# Stated task
Take every line that has the string "critica" and copy it out.

# Listed records
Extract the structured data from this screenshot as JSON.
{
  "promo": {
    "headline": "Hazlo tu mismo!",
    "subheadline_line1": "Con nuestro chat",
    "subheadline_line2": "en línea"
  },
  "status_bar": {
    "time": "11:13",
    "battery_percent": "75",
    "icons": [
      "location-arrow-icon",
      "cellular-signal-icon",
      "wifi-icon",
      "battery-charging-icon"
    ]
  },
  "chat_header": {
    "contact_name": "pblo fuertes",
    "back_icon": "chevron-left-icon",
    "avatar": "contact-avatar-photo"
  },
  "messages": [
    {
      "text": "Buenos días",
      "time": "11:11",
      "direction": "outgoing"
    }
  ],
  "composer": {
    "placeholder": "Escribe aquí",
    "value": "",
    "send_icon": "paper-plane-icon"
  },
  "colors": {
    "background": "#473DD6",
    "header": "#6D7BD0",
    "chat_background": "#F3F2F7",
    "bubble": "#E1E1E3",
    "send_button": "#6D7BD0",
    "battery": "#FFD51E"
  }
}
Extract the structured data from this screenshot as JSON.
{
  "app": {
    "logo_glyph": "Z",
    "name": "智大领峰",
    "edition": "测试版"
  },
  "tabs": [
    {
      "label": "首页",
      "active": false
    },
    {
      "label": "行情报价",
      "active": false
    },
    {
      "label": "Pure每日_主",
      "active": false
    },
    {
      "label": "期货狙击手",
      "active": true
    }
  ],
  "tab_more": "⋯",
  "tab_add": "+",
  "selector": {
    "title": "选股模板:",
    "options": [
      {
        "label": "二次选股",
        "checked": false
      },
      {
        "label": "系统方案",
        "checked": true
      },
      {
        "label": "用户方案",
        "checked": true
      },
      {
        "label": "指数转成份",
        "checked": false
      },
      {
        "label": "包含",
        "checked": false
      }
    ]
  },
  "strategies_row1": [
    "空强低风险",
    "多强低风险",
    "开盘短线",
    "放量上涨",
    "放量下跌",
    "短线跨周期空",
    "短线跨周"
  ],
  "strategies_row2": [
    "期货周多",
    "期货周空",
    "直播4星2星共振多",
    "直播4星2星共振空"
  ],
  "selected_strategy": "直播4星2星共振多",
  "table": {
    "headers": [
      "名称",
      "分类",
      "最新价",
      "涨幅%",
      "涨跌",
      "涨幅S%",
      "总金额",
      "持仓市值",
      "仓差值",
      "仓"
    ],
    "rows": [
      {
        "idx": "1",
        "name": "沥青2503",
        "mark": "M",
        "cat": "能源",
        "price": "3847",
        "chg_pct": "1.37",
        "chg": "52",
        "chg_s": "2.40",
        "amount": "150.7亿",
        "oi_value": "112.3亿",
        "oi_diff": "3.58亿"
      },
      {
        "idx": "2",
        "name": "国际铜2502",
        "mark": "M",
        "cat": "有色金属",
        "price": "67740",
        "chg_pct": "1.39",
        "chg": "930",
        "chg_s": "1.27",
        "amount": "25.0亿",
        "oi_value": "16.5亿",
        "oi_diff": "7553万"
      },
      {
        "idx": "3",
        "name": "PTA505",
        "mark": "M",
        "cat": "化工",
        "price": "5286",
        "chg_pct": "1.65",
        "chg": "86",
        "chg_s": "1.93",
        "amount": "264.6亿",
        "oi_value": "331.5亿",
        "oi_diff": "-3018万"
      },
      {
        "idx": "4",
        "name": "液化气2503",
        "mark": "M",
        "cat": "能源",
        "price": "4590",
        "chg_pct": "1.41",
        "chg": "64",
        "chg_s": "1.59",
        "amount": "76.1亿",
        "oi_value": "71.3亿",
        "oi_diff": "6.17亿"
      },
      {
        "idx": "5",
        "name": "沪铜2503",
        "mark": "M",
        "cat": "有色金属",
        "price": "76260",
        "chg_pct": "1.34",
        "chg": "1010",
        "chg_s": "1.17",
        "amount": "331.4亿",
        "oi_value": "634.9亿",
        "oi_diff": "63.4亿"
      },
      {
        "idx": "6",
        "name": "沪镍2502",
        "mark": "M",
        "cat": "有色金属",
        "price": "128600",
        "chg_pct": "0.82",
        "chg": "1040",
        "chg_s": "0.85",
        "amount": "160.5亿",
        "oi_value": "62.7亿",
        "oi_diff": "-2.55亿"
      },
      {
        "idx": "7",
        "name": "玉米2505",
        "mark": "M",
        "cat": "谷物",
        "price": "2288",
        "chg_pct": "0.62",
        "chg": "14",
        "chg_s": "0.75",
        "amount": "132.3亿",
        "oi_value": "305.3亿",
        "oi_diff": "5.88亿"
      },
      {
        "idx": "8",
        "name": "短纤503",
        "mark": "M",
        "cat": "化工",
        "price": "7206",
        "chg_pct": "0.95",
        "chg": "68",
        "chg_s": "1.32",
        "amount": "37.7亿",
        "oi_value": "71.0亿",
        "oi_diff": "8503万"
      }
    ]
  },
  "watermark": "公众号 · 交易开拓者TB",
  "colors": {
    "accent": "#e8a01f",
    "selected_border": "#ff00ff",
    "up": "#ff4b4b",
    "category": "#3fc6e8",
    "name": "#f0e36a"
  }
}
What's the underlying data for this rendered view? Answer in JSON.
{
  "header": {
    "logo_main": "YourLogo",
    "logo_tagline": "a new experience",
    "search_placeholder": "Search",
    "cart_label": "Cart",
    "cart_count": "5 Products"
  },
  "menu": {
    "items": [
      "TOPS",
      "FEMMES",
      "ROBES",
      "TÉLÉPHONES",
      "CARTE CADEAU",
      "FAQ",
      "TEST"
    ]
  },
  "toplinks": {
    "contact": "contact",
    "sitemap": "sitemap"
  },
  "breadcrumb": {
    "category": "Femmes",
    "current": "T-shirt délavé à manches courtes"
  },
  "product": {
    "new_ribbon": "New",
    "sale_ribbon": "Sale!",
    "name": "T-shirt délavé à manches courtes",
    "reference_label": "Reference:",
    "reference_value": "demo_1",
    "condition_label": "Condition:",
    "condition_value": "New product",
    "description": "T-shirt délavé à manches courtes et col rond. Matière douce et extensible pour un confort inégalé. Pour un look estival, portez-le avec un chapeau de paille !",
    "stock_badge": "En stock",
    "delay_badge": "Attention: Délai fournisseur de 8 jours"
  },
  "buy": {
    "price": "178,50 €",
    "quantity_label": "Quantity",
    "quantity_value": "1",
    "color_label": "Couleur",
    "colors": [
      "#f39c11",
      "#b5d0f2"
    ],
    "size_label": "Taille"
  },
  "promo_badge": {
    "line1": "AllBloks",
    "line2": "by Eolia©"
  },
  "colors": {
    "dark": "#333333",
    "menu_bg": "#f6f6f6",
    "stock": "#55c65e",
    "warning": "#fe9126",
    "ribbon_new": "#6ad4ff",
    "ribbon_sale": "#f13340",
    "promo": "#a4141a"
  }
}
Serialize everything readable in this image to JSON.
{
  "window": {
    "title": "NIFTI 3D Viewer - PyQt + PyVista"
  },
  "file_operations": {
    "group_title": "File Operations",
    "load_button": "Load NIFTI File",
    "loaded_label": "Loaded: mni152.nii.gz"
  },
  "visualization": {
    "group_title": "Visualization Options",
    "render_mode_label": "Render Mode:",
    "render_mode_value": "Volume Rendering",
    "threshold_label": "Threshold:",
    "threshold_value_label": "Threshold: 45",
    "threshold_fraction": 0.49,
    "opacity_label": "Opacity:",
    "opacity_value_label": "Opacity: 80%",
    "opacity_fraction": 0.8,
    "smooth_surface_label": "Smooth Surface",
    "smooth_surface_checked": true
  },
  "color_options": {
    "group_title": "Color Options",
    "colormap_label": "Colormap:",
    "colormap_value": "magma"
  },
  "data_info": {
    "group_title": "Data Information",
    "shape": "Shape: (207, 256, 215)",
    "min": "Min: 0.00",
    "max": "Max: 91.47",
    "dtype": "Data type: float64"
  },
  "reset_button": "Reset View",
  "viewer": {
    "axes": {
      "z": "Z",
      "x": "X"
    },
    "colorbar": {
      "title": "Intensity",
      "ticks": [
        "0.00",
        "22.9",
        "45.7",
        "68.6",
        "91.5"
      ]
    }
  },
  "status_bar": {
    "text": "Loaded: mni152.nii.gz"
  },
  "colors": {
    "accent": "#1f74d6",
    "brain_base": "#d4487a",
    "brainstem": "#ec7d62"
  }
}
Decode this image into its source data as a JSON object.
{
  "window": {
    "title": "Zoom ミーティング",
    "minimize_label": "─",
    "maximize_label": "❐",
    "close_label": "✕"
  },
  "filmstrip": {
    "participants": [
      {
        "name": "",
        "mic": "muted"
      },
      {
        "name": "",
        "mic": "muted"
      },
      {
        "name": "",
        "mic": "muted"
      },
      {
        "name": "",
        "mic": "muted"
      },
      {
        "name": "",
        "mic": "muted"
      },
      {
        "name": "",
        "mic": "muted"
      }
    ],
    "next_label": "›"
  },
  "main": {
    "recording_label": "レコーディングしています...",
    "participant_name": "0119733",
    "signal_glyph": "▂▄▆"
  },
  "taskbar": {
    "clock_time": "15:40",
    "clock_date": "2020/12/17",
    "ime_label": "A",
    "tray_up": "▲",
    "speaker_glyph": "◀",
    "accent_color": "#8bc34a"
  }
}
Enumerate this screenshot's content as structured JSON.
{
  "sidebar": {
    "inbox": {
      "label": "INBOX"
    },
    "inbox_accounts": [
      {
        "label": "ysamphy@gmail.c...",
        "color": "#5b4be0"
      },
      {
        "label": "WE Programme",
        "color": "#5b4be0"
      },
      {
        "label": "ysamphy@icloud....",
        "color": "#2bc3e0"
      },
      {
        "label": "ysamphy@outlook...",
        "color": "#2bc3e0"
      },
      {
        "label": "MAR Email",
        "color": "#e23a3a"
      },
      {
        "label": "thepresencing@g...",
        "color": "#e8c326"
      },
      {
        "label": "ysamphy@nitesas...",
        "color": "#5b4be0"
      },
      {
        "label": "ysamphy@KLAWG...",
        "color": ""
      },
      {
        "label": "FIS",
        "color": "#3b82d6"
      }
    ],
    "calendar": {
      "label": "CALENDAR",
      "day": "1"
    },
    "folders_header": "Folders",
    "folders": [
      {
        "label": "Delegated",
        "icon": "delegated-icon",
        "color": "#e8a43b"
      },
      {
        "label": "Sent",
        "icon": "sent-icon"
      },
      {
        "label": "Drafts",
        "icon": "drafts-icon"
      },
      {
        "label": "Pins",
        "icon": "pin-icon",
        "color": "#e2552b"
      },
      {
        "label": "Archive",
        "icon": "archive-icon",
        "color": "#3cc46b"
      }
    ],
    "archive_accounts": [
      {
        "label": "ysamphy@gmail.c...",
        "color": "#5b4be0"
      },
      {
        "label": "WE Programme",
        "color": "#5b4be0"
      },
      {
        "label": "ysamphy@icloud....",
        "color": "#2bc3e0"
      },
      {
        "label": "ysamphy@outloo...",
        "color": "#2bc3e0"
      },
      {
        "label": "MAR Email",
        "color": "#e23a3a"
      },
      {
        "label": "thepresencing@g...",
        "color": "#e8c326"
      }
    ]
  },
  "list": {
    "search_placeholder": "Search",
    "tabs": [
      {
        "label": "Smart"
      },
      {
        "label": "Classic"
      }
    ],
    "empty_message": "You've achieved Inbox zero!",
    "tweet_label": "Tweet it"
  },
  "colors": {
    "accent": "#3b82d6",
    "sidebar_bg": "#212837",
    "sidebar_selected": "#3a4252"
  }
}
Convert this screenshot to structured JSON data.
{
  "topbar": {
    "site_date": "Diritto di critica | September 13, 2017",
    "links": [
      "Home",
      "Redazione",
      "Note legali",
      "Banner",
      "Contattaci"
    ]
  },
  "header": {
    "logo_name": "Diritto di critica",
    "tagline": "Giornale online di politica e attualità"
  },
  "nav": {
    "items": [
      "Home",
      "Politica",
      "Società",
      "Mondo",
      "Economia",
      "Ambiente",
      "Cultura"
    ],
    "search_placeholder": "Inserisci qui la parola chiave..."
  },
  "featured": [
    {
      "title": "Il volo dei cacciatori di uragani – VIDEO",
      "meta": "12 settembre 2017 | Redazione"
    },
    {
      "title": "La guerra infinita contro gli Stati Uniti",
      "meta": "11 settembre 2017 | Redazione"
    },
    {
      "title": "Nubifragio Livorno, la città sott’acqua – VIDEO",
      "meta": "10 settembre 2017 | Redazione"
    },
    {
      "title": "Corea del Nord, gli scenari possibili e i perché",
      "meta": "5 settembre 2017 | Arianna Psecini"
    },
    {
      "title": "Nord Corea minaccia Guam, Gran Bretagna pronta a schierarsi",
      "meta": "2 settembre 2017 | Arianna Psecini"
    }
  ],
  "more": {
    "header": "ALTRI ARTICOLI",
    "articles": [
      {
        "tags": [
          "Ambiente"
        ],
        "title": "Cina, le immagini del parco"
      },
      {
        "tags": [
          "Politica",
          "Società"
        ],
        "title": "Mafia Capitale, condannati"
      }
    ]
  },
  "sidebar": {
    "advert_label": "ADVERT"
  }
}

# Response to the task
    "site_date": "Diritto di critica | September 13, 2017",
    "logo_name": "Diritto di critica",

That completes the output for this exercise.